▶ [TEXTO PARA LEITURA]:
<<<<

Pialat evita melodrama e cria elos entre pintura e cinema em "Van Gogh"

CÁSSIO STARLING CARLOS
CRÍTICO DA FOLHA

A eterna relação de fascínio entre o cinema e a pintura flutua desde a inspiração até o vampirismo daquele frente a esta. Quando se trata de biografar artistas então, os filmes parecem antes de tudo querer projetar ideais raros, quando não inexistentes. Dos "heróis irresistíveis" da arte, o nome de Vincent van Gogh tornou-se um lugar-comum, com sua mistura de ícone romântico, reconhecimento tardio e mito rebelde.
O suicídio que encerrou sua trajetória curta e fulgurante pôs fim com chave de ouro a uma história feita sob medida para o cinema e sua queda pelo melodrama.
Quando chegou às mãos do diretor francês Maurice Pialat em 1991, o mito já havia recebido revisões assinadas por grandes como Resnais, Minnelli e Altman, além de um curta feito pelo próprio Pialat nos anos 60. Conhecido mais por seu temperamento irascível do que pelo rigor e pela forma antiespetacular de seu trabalho, Pialat aborda o artista enquanto mito pela contramão. Inadequação, incompreensão e insubordinação às regras não constituem valores em si, demonstra o diretor a partir de seu modelo, dando a entender que o raciocínio aplica-se sem mudanças a seu trajeto de autor.
Logo, o "Van Gogh" de Pialat será tão idiossincrático quanto o ultraromântico de Minnelli e o despojado de Altman. No entanto, em vez de se perder em confissões, Pialat recupera explicitamente em "Van Gogh" sua própria experiência como pintor, prática que exerceu antes de se converter em cineasta.

>>>>

(Um bloco de dados)

<<<<

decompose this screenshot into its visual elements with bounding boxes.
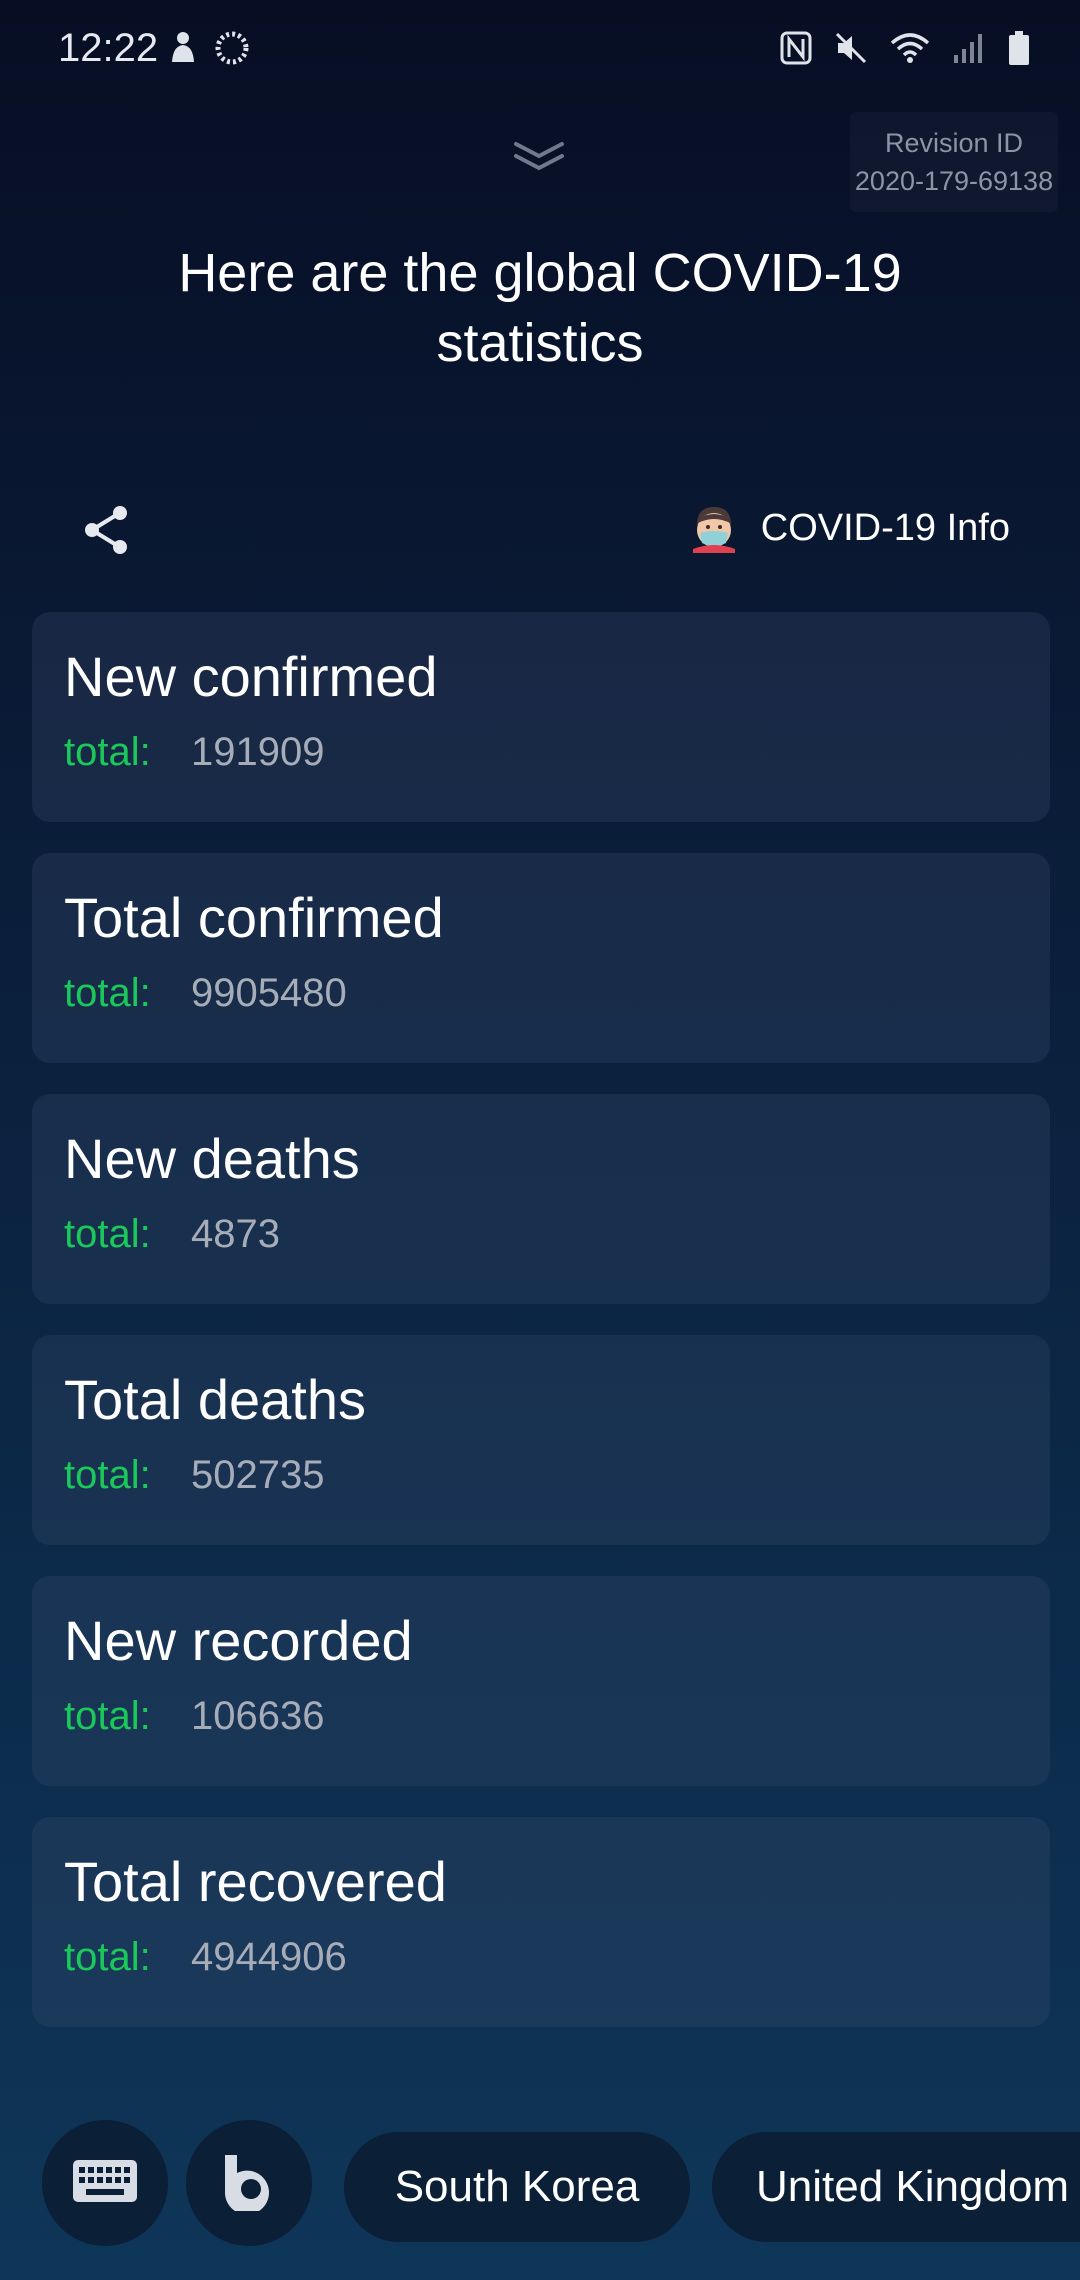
stat-title: New recorded (64, 1609, 413, 1672)
suggestion-label: United Kingdom (756, 2162, 1070, 2211)
stats-list: New confirmed total: 191909 Total confir… (32, 612, 1050, 2058)
bixby-icon (219, 2151, 279, 2216)
stat-title: Total deaths (64, 1368, 366, 1431)
stat-label: total: (64, 1935, 151, 1979)
stat-card-total-deaths: Total deaths total: 502735 (32, 1335, 1050, 1545)
bottom-bar: South Korea United Kingdom (0, 2118, 1080, 2248)
stat-row: total: 4944906 (64, 1935, 1018, 1979)
stat-card-new-confirmed: New confirmed total: 191909 (32, 612, 1050, 822)
status-left-icons (168, 30, 250, 66)
stat-card-total-recovered: Total recovered total: 4944906 (32, 1817, 1050, 2027)
stat-label: total: (64, 730, 151, 774)
revision-id-box: Revision ID 2020-179-69138 (850, 112, 1058, 212)
revision-id: 2020-179-69138 (854, 166, 1054, 196)
stat-title: New confirmed (64, 645, 438, 708)
suggestion-label: South Korea (394, 2162, 640, 2211)
masked-face-icon (689, 503, 739, 553)
share-icon (80, 504, 132, 561)
covid-info-link[interactable]: COVID-19 Info (689, 498, 1010, 558)
status-bar: 12:22 (0, 0, 1080, 100)
loading-spinner-icon (214, 30, 250, 66)
stat-label: total: (64, 1453, 151, 1497)
stat-value: 4944906 (191, 1935, 347, 1979)
stat-label: total: (64, 1212, 151, 1256)
stat-title: Total recovered (64, 1850, 447, 1913)
person-notification-icon (168, 30, 198, 66)
stat-value: 191909 (191, 730, 325, 774)
stat-title: New deaths (64, 1127, 360, 1190)
stat-label: total: (64, 971, 151, 1015)
status-time: 12:22 (58, 26, 159, 70)
suggestion-chip-south-korea[interactable]: South Korea (344, 2132, 690, 2242)
stat-card-new-recorded: New recorded total: 106636 (32, 1576, 1050, 1786)
stat-value: 106636 (191, 1694, 325, 1738)
signal-icon (952, 31, 986, 65)
collapse-chevron-icon[interactable] (510, 138, 568, 179)
stat-label: total: (64, 1694, 151, 1738)
covid-info-label: COVID-19 Info (760, 506, 1010, 549)
stat-value: 9905480 (191, 971, 347, 1015)
mute-icon (834, 31, 868, 65)
battery-icon (1008, 30, 1030, 66)
status-right-icons (780, 30, 1030, 66)
keyboard-icon (72, 2159, 138, 2208)
stat-value: 4873 (191, 1212, 280, 1256)
revision-label: Revision ID (884, 128, 1024, 158)
wifi-icon (890, 31, 930, 65)
keyboard-button[interactable] (42, 2120, 168, 2246)
suggestion-chip-united-kingdom[interactable]: United Kingdom (712, 2132, 1080, 2242)
stat-card-new-deaths: New deaths total: 4873 (32, 1094, 1050, 1304)
stat-row: total: 502735 (64, 1453, 1018, 1497)
bixby-button[interactable] (186, 2120, 312, 2246)
stat-row: total: 106636 (64, 1694, 1018, 1738)
stat-row: total: 9905480 (64, 971, 1018, 1015)
stat-title: Total confirmed (64, 886, 444, 949)
page-title: Here are the global COVID-19 statistics (178, 243, 902, 373)
stat-value: 502735 (191, 1453, 325, 1497)
nfc-icon (780, 31, 812, 65)
stat-row: total: 4873 (64, 1212, 1018, 1256)
share-button[interactable] (70, 496, 142, 568)
stat-row: total: 191909 (64, 730, 1018, 774)
stat-card-total-confirmed: Total confirmed total: 9905480 (32, 853, 1050, 1063)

>>>>

▶ [REQUISITOS]:
a. Responda às perguntas abaixo com base na crítica sobre o filme "Van Gogh".
(i) Em que ano o mito de Van Gogh chegou às mãos de Maurice Pialat?
(ii) Quais diretores já haviam feito revisões do mito antes dele?
(iii) Que prática Pialat exerceu antes de se converter em cineasta?
b. Escreva a continuação da crítica sobre o filme "Van Gogh", começando logo depois da última frase apresentada.

▶ [AS RESPOSTAS]:
a.
(i) Em 1991.
(ii) Resnais, Minnelli e Altman.
(iii) A pintura.

b.
Sem ilusionismos
Com o álibi de filme sobre artista, Pialat executa um dos mais profundos trabalhos pictóricos já feitos no cinema, sem permitir confundir pintura com empetecamento da imagem ou com a reprodução impressionante, mas sem sentido, da obra de Van Gogh realizada por Kurosawa em "Sonhos".
O diretor francês nos faz ver que entre cinema e pintura a similitude não se esgota na superfície da tela, nos acordos de luz e cor que muitas vezes nos levam a perder nosso olhar no ilusionismo da beleza.
É na concepção de quadro, espaço delimitado por quatro linhas que se abrem ou se fecham que tanto pintor como cineasta impõem uma visão (no sentido de ponto de vista) ao espectador.
O artista, então, passa a ser aquele que oferece uma experiência sublime, que nos arranca do torpor, mesmo quando retrata um tema ou uma vivência identificada como banal (exemplar, aqui, no modo como Van Gogh é um homem sem qualidades). Os outros não passam de captadores de imagens.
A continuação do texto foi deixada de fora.